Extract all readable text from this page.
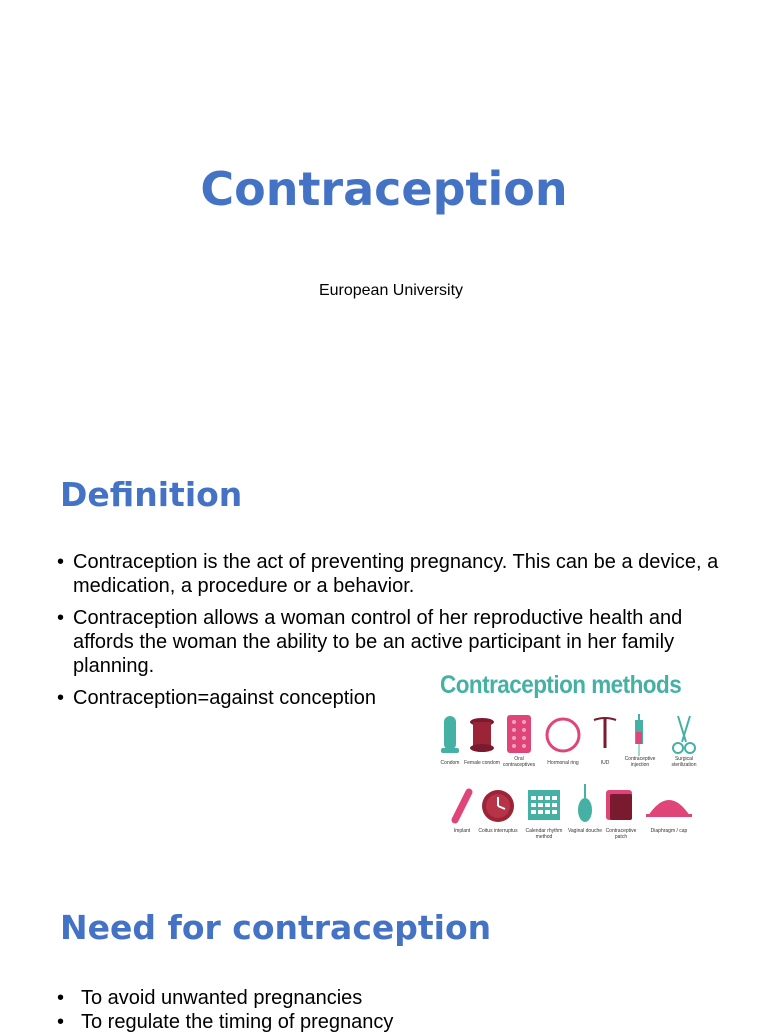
Contraception

European University

Definition
• Contraception is the act of preventing pregnancy. This can be a device, a medication, a procedure or a behavior.
• Contraception allows a woman control of her reproductive health and affords the woman the ability to be an active participant in her family planning.
• Contraception=against conception	Contraception methods
Condom Female condom
Oral contraceptives	Hormonal ring	IUD
Contraceptive injection
Surgical sterilization
Implant	Coitus interruptus	Calendar rhythm method
Vaginal douche Contraceptive patch
Diaphragm / cap
Need for contraception
• To avoid unwanted pregnancies
• To regulate the timing of pregnancy
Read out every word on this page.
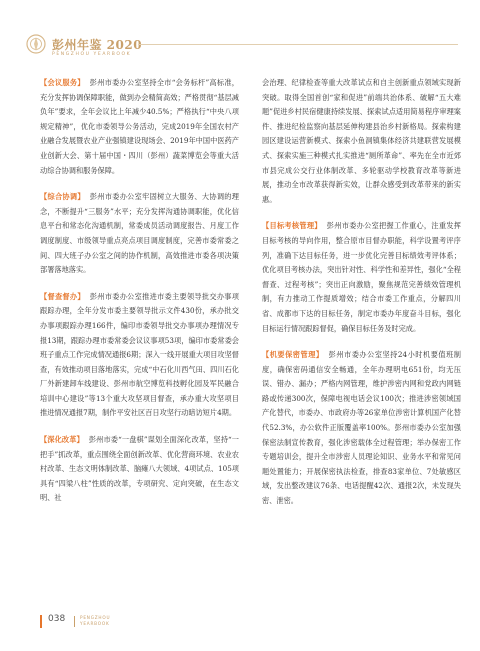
彭州年鉴 2020
PENGZHOU YEARBOOK

【会议服务】 彭州市委办公室坚持全市“会务标杆”高标准，充分发挥协调保障职能，做到办会精简高效；严格贯彻“基层减负年”要求，全年会议比上年减少40.5%；严格执行“中央八项规定精神”，优化市委领导公务活动，完成2019年全国农村产业融合发展暨农业产业强镇建设现场会、2019年中国中医药产业创新大会、第十届中国・四川（彭州）蔬菜博览会等重大活动综合协调和服务保障。

【综合协调】 彭州市委办公室牢固树立大服务、大协调的理念，不断提升“三服务”水平；充分发挥沟通协调职能，优化信息平台和常态化沟通机制，常委成员活动调度报告、月度工作调度制度、市级领导重点亮点项目调度制度，完善市委常委之间、四大班子办公室之间的协作机制，高效推进市委各项决策部署落地落实。

【督查督办】 彭州市委办公室推进市委主要领导批交办事项跟踪办理，全年分发市委主要领导批示文件430份，承办批交办事项跟踪办理166件，编印市委领导批交办事项办理情况专报13期，跟踪办理市委常委会议议事项53项，编印市委常委会班子重点工作完成情况通报6期；深入一线开展重大项目攻坚督查，有效推动项目落地落实，完成“中石化川西气田、四川石化厂外新建卸车线建设、彭州市航空博览科技孵化园及军民融合培训中心建设”等13个重大攻坚项目督查，承办重大攻坚项目推进情况通报7期，制作平安社区百日攻坚行动暗访短片4期。

【深化改革】 彭州市委“一盘棋”谋划全面深化改革，坚持“一把手”抓改革，重点围绕全面创新改革、优化营商环境、农业农村改革、生态文明体制改革、脑瘫八大领域、4项试点、105项具有“四梁八柱”性质的改革，专项研究、定向突破，在生态文明、社

会治理、纪律检查等重大改革试点和自主创新重点领域实现新突破。取得全国首创“家和促进”前端共治体系、破解“五大难题”促进乡村民宿健康持续发展、探索试点适用简易程序审理案件、推进纪检监察向基层延伸构建县治乡村新格局。探索构建园区建设运营新模式、探索小鱼洞镇集体经济共建联营发展模式、探索实施三种模式扎实推进“厕所革命”、率先在全市近郊市县完成公交行业体制改革、多轮驱动学校教育改革等新进展，推动全市改革获得新实效，让群众感受到改革带来的新实惠。

【目标考核管理】 彭州市委办公室把握工作重心，注重发挥目标考核的导向作用，整合原市目督办职能，科学设置考评序列，准确下达目标任务，进一步优化完善目标绩效考评体系；优化项目考核办法，突出针对性、科学性和差异性，强化“全程督查、过程考核”；突出正向激励，聚焦规范完善绩效管理机制，有力推动工作提质增效；结合市委工作重点，分解四川省、成都市下达的目标任务，制定市委办年度奋斗目标，强化目标运行情况跟踪督促，确保目标任务及时完成。

【机要保密管理】 彭州市委办公室坚持24小时机要值班制度，确保密码通信安全畅通，全年办理明电651份，均无压误、错办、漏办；严格内网管理，维护涉密内网和党政内网链路或传递300次，保障电视电话会议100次；推进涉密领域国产化替代，市委办、市政府办等26家单位涉密计算机国产化替代52.3%，办公软件正版覆盖率100%。彭州市委办公室加强保密法制宣传教育，强化涉密载体全过程管理；举办保密工作专题培训会，提升全市涉密人员理论知识、业务水平和常见问题处置能力；开展保密执法检查，排查83家单位、7处敏感区域，发出整改建议76条、电话提醒42次、通报2次，未发现失密、泄密。

038	PENGZHOU
YEARBOOK
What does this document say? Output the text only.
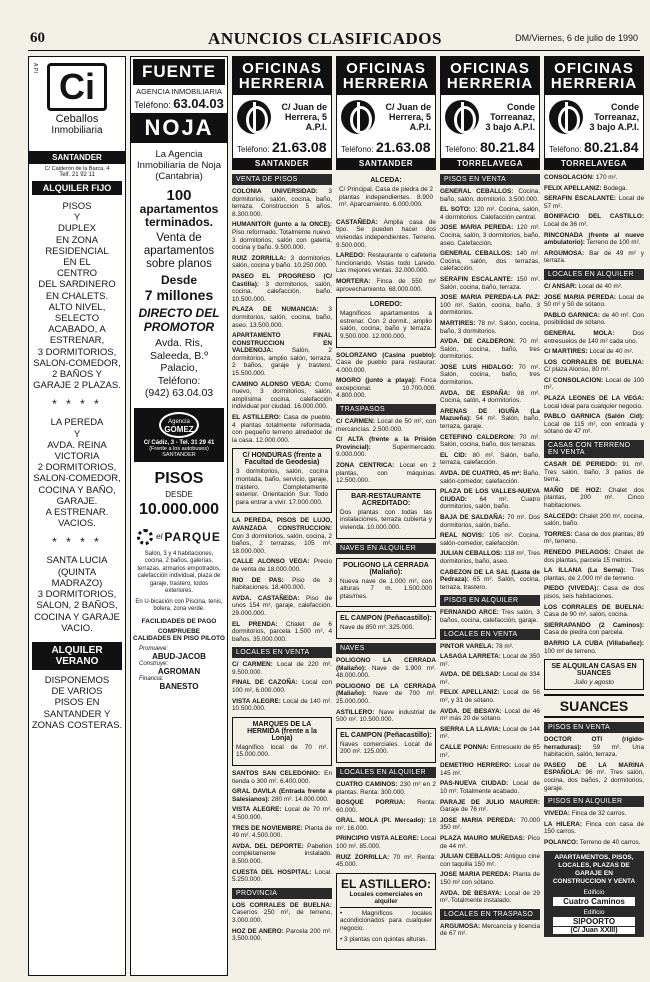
60	ANUNCIOS CLASIFICADOS	DM/Viernes, 6 de julio de 1990
A.P.I. Ci
Ceballos
Inmobiliaria
SANTANDER
C/ Calderón de la Barca, 4
Telf. 21 92 11
ALQUILER FIJO
PISOS
Y
DUPLEX
EN ZONA
RESIDENCIAL
EN EL
CENTRO
DEL SARDINERO
EN CHALETS.
ALTO NIVEL,
SELECTO
ACABADO, A
ESTRENAR,
3 DORMITORIOS,
SALON-COMEDOR,
2 BAÑOS Y
GARAJE 2 PLAZAS.
* * * *
LA PEREDA
Y
AVDA. REINA
VICTORIA
2 DORMITORIOS,
SALON-COMEDOR,
COCINA Y BAÑO,
GARAJE.
A ESTRENAR.
VACIOS.
* * * *
SANTA LUCIA
(QUINTA
MADRAZO)
3 DORMITORIOS,
SALON, 2 BAÑOS,
COCINA Y GARAJE
VACIO.
ALQUILER
VERANO
DISPONEMOS
DE VARIOS
PISOS EN
SANTANDER Y
ZONAS COSTERAS.
FUENTE
AGENCIA INMOBILIARIA
Teléfono: 63.04.03
NOJA
La Agencia
Inmobiliaria de Noja
(Cantabria)
100
apartamentos
terminados.
Venta de
apartamentos
sobre planos
Desde
7 millones
DIRECTO DEL
PROMOTOR
Avda. Ris,
Saleeda, B.º
Palacio,
Teléfono:
(942) 63.04.03
Agencia
GOMEZ
C/ Cádiz, 3 - Tel. 31 29 41
(Frente a los autobuses)
SANTANDER
PISOS
DESDE
10.000.000
el PARQUE
Salón, 3 y 4 habitaciones, cocina, 2 baños, galerías, terrazas, armarios empotrados, calefacción individual, plaza de garaje, trastero, todos exteriores.
En U-bicación con Piscina, tenis, bolera, zona verde.
FACILIDADES DE PAGO
COMPRUEBE
CALIDADES EN PISO PILOTO
Promueve:
ABUD-JACOB
Construye:
AGROMAN
Financia:
BANESTO
OFICINAS
HERRERIA
C/ Juan de Herrera, 5 A.P.I.
Teléfono: 21.63.08
SANTANDER
VENTA DE PISOS
COLONIA UNIVERSIDAD: 3 dormitorios, salón, cocina, baño, terraza. Construcción 5 años. 8.300.000.
HUMANITOR (junto a la ONCE): Piso reformado. Totalmente nuevo. 3 dormitorios, salón con galería, cocina y baño. 9.500.000.
RUIZ ZORRILLA: 3 dormitorios, salón, cocina y baño. 10.250.000.
PASEO EL PROGRESO (C/ Castilla): 3 dormitorios, salón, cocina, calefacción, baño. 10.500.000.
PLAZA DE NUMANCIA: 3 dormitorios, salón, cocina, baño, aseo. 13.500.000.
APARTAMENTO FINAL CONSTRUCCION EN VALDENOJA: Salón, 2 dormitorios, amplio salón, terraza, 2 baños, garaje y trastero. 15.500.000.
CAMINO ALONSO VEGA: Como nuevo, 3 dormitorios, salón, amplísima cocina, calefacción individual por ciudad. 16.000.000.
EL ASTILLERO: Casa de pueblo, 4 plantas totalmente reformada, con pequeño terreno alrededor de la casa. 12.000.000.
C/ HONDURAS (frente a Facultad de Geodesia)
3 dormitorios, salón, cocina montada, baño, servicio, garaje, trastero. Completamente exterior. Orientación Sur. Todo para entrar a vivir. 17.000.000.
LA PEREDA, PISOS DE LUJO, AVANZADA CONSTRUCCION: Con 3 dormitorios, salón, cocina, 2 baños, 2 terrazas, 105 m². 18.000.000.
CALLE ALONSO VEGA: Precio de venta de 18.000.000.
RIO DE PAS: Piso de 3 habitaciones. 18.400.000.
AVDA. CASTAÑEDA: Piso de unos 154 m², garaje, calefacción. 29.000.000.
EL PRENDA: Chalet de 6 dormitorios, parcela 1.500 m², 4 baños. 35.000.000.
LOCALES EN VENTA
C/ CARMEN: Local de 220 m². 9.500.000.
FINAL DE CAZOÑA: Local con 100 m², 6.000.000.
VISTA ALEGRE: Local de 140 m². 10.500.000.
MARQUES DE LA HERMIDA (frente a la Lonja)
Magnífico local de 70 m². 15.000.000.
SANTOS SAN CELEDONIO: En tienda o 300 m². 6.400.000.
GRAL DAVILA (Entrada frente a Salesianos): 280 m². 14.000.000.
VISTA ALEGRE: Local de 70 m². 4.500.000.
TRES DE NOVIEMBRE: Planta de 49 m². 4.500.000.
AVDA. DEL DEPORTE: Pabellón completamente instalado. 8.500.000.
CUESTA DEL HOSPITAL: Local. 5.250.000.
PROVINCIA
LOS CORRALES DE BUELNA: Caseríos 250 m², de terreno, 3.000.000.
HOZ DE ANERO: Parcela 200 m². 3.500.000.
OFICINAS
HERRERIA
C/ Juan de Herrera, 5 A.P.I.
Teléfono: 21.63.08
SANTANDER
ALCEDA:
C/ Principal. Casa de piedra de 2 plantas independientes. 8.900 m². Aparcamiento. 6.000.000.
CASTAÑEDA: Amplia casa de tipo. Se pueden hacer dos viviendas independientes. Terreno. 9.500.000.
LAREDO: Restaurante o cafetería funcionando. Vistas todo Laredo. Las mejores ventas. 32.000.000.
MORTERA: Finca de 550 m² aprovechamiento. 68.000.000.
LOREDO:
Magníficos apartamentos a estrenar. Con 2 dormit., amplio salón, cocina, baño y terraza. 9.500.000. 12.000.000.
SOLORZANO (Casina pueblo): Casa de pueblo para restaurar. 4.000.000.
MOGRO (junto a playa): Finca excepcional. 10.700.000. 4.800.000.
TRASPASOS
C/ CARMEN: Local de 50 m², con mercancías. 2.500.000.
C/ ALTA (frente a la Prisión Provincial): Supermercado. 9.000.000.
ZONA CENTRICA: Local en 2 plantas, con máquinas. 12.500.000.
BAR-RESTAURANTE ACREDITADO:
Dos plantas con todas las instalaciones, terraza cubierta y vivienda. 10.000.000.
NAVES EN ALQUILER
POLIGONO LA CERRADA (Maliaño):
Nueva nave de 1.000 m², con alturas 7 m. 1.500.000 ptas/mes.
EL CAMPON (Peñacastillo):
Nave de 850 m². 325.000.
NAVES
POLIGONO LA CERRADA (Maliaño): Nave de 1.900 m². 48.000.000.
POLIGONO DE LA CERRADA (Maliaño): Nave de 700 m². 25.000.000.
ASTILLERO: Nave industrial de 500 m². 10.500.000.
EL CAMPON (Peñacastillo):
Naves comerciales. Local de 200 m². 125.000.
LOCALES EN ALQUILER
CUATRO CAMINOS: 230 m² en 2 plantas. Renta: 300.000.
BOSQUE PORRUA: Renta: 60.000.
GRAL. MOLA (Pl. Mercado): 18 m². 16.000.
PRINCIPIO VISTA ALEGRE: Local 100 m². 85.000.
RUIZ ZORRILLA: 70 m². Renta: 45.000.
EL ASTILLERO:
Locales comerciales en alquiler
• Magníficos locales acondicionados para cualquier negocio.
• 3 plantas con quintas alturas.
OFICINAS
HERRERIA
Conde Torreanaz, 3 bajo A.P.I.
Teléfono: 80.21.84
TORRELAVEGA
PISOS EN VENTA
GENERAL CEBALLOS: Cocina, baño, salón, dormitorio. 3.500.000.
EL SOTO: 120 m². Cocina, salón, 4 dormitorios. Calefacción central.
JOSE MARIA PEREDA: 120 m². Cocina, salón, 3 dormitorios, baño, aseo. Calefacción.
GENERAL CEBALLOS: 140 m². Cocina, salón, dos terrazas, calefacción.
SERAFIN ESCALANTE: 150 m². Salón, cocina, baño, terraza.
JOSE MARIA PEREDA-LA PAZ: 100 m². Salón, cocina, baño, 3 dormitorios.
MARTIRES: 78 m². Salón, cocina, baño, 3 dormitorios.
AVDA. DE CALDERON: 70 m². Salón, cocina, baño, tres dormitorios.
JOSE LUIS HIDALGO: 70 m². Salón, cocina, baño, tres dormitorios.
AVDA. DE ESPAÑA: 98 m². Cocina, salón, 4 dormitorios.
ARENAS DE IGUÑA (La Mazueña): 54 m². Salón, baño, terraza, garaje.
CETEFINO CALDERON: 70 m². Salón, cocina, baño, dos terrazas.
EL CID: 80 m². Salón, baño, terraza, calefacción.
AVDA. DE CUATRO, 45 m²: Baño, salón-comedor, calefacción.
PLAZA DE LOS VALLES-NUEVA CIUDAD: 64 m². Cuatro dormitorios, salón, baño.
BAJA DE SALDAÑA: 70 m². Dos dormitorios, salón, baño.
REAL NOVIS: 105 m². Cocina, salón-comedor, calefacción.
JULIAN CEBALLOS: 118 m². Tres dormitorios, baño, aseo.
CABEZON DE LA SAL (Lasta de Pedraza): 65 m². Salón, cocina, terraza, trastero.
PISOS EN ALQUILER
FERNANDO ARCE: Tres salón, 3 baños, cocina, calefacción, garaje.
LOCALES EN VENTA
PINTOR VARELA: 78 m².
LASAGA LARRETA: Local de 350 m².
AVDA. DE DELSAD: Local de 334 m².
FELIX APELLANIZ: Local de 56 m², y 31 de sótano.
AVDA. DE BESAYA: Local de 46 m² más 20 de sótano.
SIERRA LA LLAVIA: Local de 144 m².
CALLE PONNA: Entresuelo de 65 m².
DEMETRIO HERRERO: Local de 145 m².
PAS-NUEVA CIUDAD: Local de 10 m². Totalmente acabado.
PARAJE DE JULIO MAURER: Garaje de 76 m².
JOSE MARIA PEREDA: 70.000 350 m².
PLAZA MAURO MUÑEDAS: Pico de 44 m².
JULIAN CEBALLOS: Antiguo cine con taquilla 150 m².
JOSE MARIA PEREDA: Planta de 150 m² con sótano.
AVDA. DE BESAYA: Local de 29 m². Totalmente instalado.
LOCALES EN TRASPASO
ARGUMOSA: Mercancía y licencia de 67 m².
OFICINAS
HERRERIA
Conde Torreanaz, 3 bajo A.P.I.
Teléfono: 80.21.84
TORRELAVEGA
CONSOLACION: 170 m².
FELIX APELLANIZ: Bodega.
SERAFIN ESCALANTE: Local de 57 m².
BONIFACIO DEL CASTILLO: Local de 36 m².
RINCONADA (frente al nuevo ambulatorio): Terreno de 100 m².
ARGUMOSA: Bar de 49 m² y terraza.
LOCALES EN ALQUILER
C/ ANSAR: Local de 40 m².
JOSE MARIA PEREDA: Local de 50 m² y 50 de sótano.
PABLO GARNICA: de 40 m². Con posibilidad de sótano.
GENERAL MOLA: Dos entresuelos de 140 m² cada uno.
C/ MARTIRES: Local de 40 m².
LOS CORRALES DE BUELNA: C/ plaza Alonso, 80 m².
C/ CONSOLACION: Local de 100 m².
PLAZA LEONES DE LA VEGA: Local ideal para cualquier negocio.
PABLO GARNICA (Salón Cid): Local de 115 m², con entrada y sótano de 47 m².
CASAS CON TERRENO EN VENTA
CASAR DE PERIEDO: 91 m². Tres salón, baño, 3 patios de tierra.
MAÑO DE HOZ: Chalet dos plantas, 200 m². Cinco habitaciones.
SALCEDO: Chalet 200 m², cocina, salón, baño.
TORRES: Casa de dos plantas, 89 m², terreno.
RENEDO PIELAGOS: Chalet de dos plantas, parcela 15 metros.
LA ILLANA (La Serna): Tres plantas, de 2.000 m² de terreno.
PIEDO (VIVEDA): Casa de dos pisos, seis habitaciones.
LOS CORRALES DE BUELNA: Casa de 90 m², salón, cocina.
SIERRAPANDO (2 Caminos): Casa de piedra con parcela.
BARRIO LA CUBA (Villabañez): 100 m² de terreno.
SE ALQUILAN CASAS EN SUANCES
Julio y agosto
SUANCES
PISOS EN VENTA
DOCTOR OTI (rígido-herraduras): 59 m². Una habitación, salón, terraza.
PASEO DE LA MARINA ESPAÑOLA: 96 m². Tres salón, cocina, dos baños, 2 dormitorios, garaje.
PISOS EN ALQUILER
VIVEDA: Finca de 32 carros.
LA HILERA: Finca con casa de 150 carros.
POLANCO: Terreno de 40 carros.
APARTAMENTOS, PISOS,
LOCALES, PLAZAS DE
GARAJE EN
CONSTRUCCION Y VENTA
Edificio
Cuatro Caminos
Edificio
SIPOORTO
(C/ Juan XXIII)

------------------------------------

• **WHAT IS REQUIRED**: For this exercise, gather every line of the data that contains the word "RUIZ".

• **RESPONSE TO THIS TASK**:
RUIZ ZORRILLA: 3 dormitorios, salón, cocina y baño. 10.250.000.
RUIZ ZORRILLA: 70 m². Renta: 45.000.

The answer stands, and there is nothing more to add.